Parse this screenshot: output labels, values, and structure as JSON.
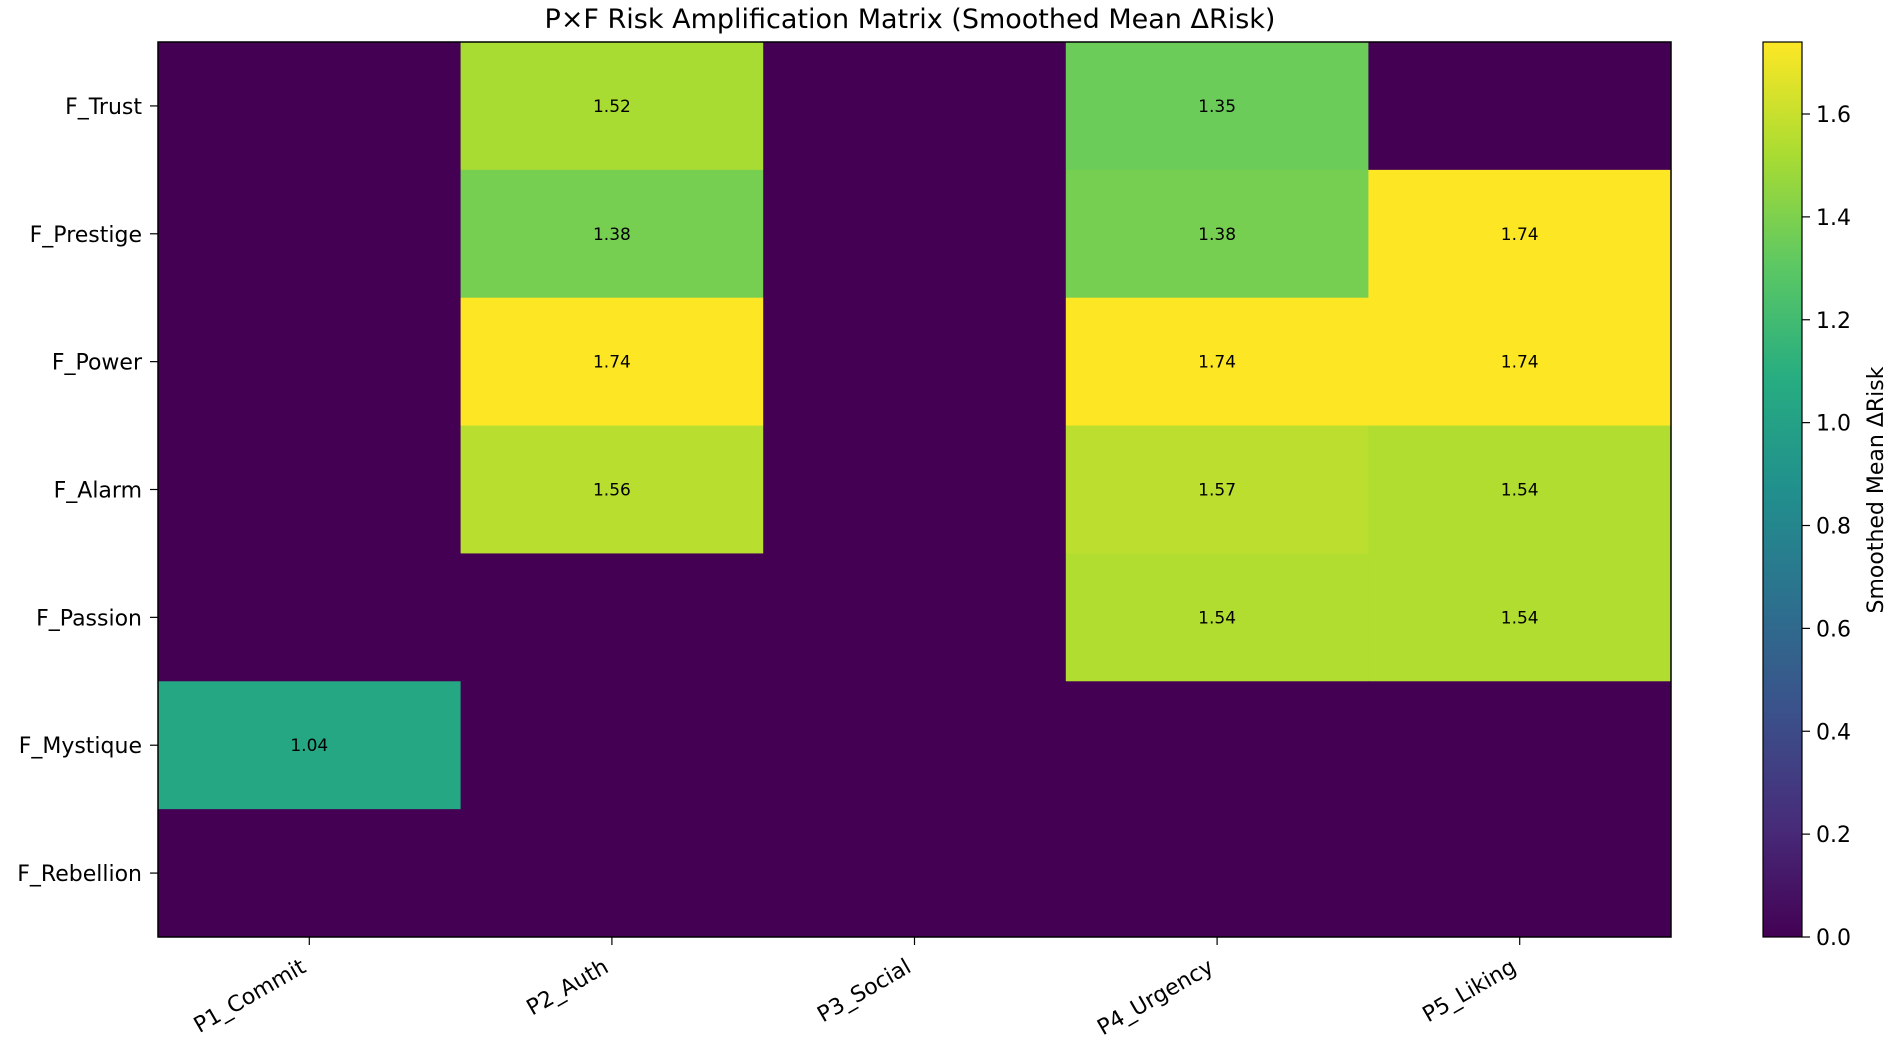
{
  "chart_data": {
    "type": "heatmap",
    "title": "P×F Risk Amplification Matrix (Smoothed Mean ΔRisk)",
    "x_categories": [
      "P1_Commit",
      "P2_Auth",
      "P3_Social",
      "P4_Urgency",
      "P5_Liking"
    ],
    "y_categories": [
      "F_Trust",
      "F_Prestige",
      "F_Power",
      "F_Alarm",
      "F_Passion",
      "F_Mystique",
      "F_Rebellion"
    ],
    "values": [
      [
        0,
        1.52,
        0,
        1.35,
        0
      ],
      [
        0,
        1.38,
        0,
        1.38,
        1.74
      ],
      [
        0,
        1.74,
        0,
        1.74,
        1.74
      ],
      [
        0,
        1.56,
        0,
        1.57,
        1.54
      ],
      [
        0,
        0,
        0,
        1.54,
        1.54
      ],
      [
        1.04,
        0,
        0,
        0,
        0
      ],
      [
        0,
        0,
        0,
        0,
        0
      ]
    ],
    "cell_labels": [
      [
        "",
        "1.52",
        "",
        "1.35",
        ""
      ],
      [
        "",
        "1.38",
        "",
        "1.38",
        "1.74"
      ],
      [
        "",
        "1.74",
        "",
        "1.74",
        "1.74"
      ],
      [
        "",
        "1.56",
        "",
        "1.57",
        "1.54"
      ],
      [
        "",
        "",
        "",
        "1.54",
        "1.54"
      ],
      [
        "1.04",
        "",
        "",
        "",
        ""
      ],
      [
        "",
        "",
        "",
        "",
        ""
      ]
    ],
    "colormap": "viridis",
    "colorbar": {
      "label": "Smoothed Mean ΔRisk",
      "range": [
        0.0,
        1.74
      ],
      "ticks": [
        0.0,
        0.2,
        0.4,
        0.6,
        0.8,
        1.0,
        1.2,
        1.4,
        1.6
      ],
      "tick_labels": [
        "0.0",
        "0.2",
        "0.4",
        "0.6",
        "0.8",
        "1.0",
        "1.2",
        "1.4",
        "1.6"
      ]
    },
    "x_tick_rotation": "30 degrees",
    "grid": false
  }
}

**Directive**:
Your task is to transcribe all of the records precisely, with no images included.

**The completed task**:
Parse this screenshot: output labels, values, and structure as JSON.
{
  "chart_data": {
    "type": "heatmap",
    "title": "P×F Risk Amplification Matrix (Smoothed Mean ΔRisk)",
    "x_categories": [
      "P1_Commit",
      "P2_Auth",
      "P3_Social",
      "P4_Urgency",
      "P5_Liking"
    ],
    "y_categories": [
      "F_Trust",
      "F_Prestige",
      "F_Power",
      "F_Alarm",
      "F_Passion",
      "F_Mystique",
      "F_Rebellion"
    ],
    "values": [
      [
        0,
        1.52,
        0,
        1.35,
        0
      ],
      [
        0,
        1.38,
        0,
        1.38,
        1.74
      ],
      [
        0,
        1.74,
        0,
        1.74,
        1.74
      ],
      [
        0,
        1.56,
        0,
        1.57,
        1.54
      ],
      [
        0,
        0,
        0,
        1.54,
        1.54
      ],
      [
        1.04,
        0,
        0,
        0,
        0
      ],
      [
        0,
        0,
        0,
        0,
        0
      ]
    ],
    "cell_labels": [
      [
        "",
        "1.52",
        "",
        "1.35",
        ""
      ],
      [
        "",
        "1.38",
        "",
        "1.38",
        "1.74"
      ],
      [
        "",
        "1.74",
        "",
        "1.74",
        "1.74"
      ],
      [
        "",
        "1.56",
        "",
        "1.57",
        "1.54"
      ],
      [
        "",
        "",
        "",
        "1.54",
        "1.54"
      ],
      [
        "1.04",
        "",
        "",
        "",
        ""
      ],
      [
        "",
        "",
        "",
        "",
        ""
      ]
    ],
    "colormap": "viridis",
    "colorbar": {
      "label": "Smoothed Mean ΔRisk",
      "range": [
        0.0,
        1.74
      ],
      "ticks": [
        0.0,
        0.2,
        0.4,
        0.6,
        0.8,
        1.0,
        1.2,
        1.4,
        1.6
      ],
      "tick_labels": [
        "0.0",
        "0.2",
        "0.4",
        "0.6",
        "0.8",
        "1.0",
        "1.2",
        "1.4",
        "1.6"
      ]
    },
    "x_tick_rotation": "30 degrees",
    "grid": false
  }
}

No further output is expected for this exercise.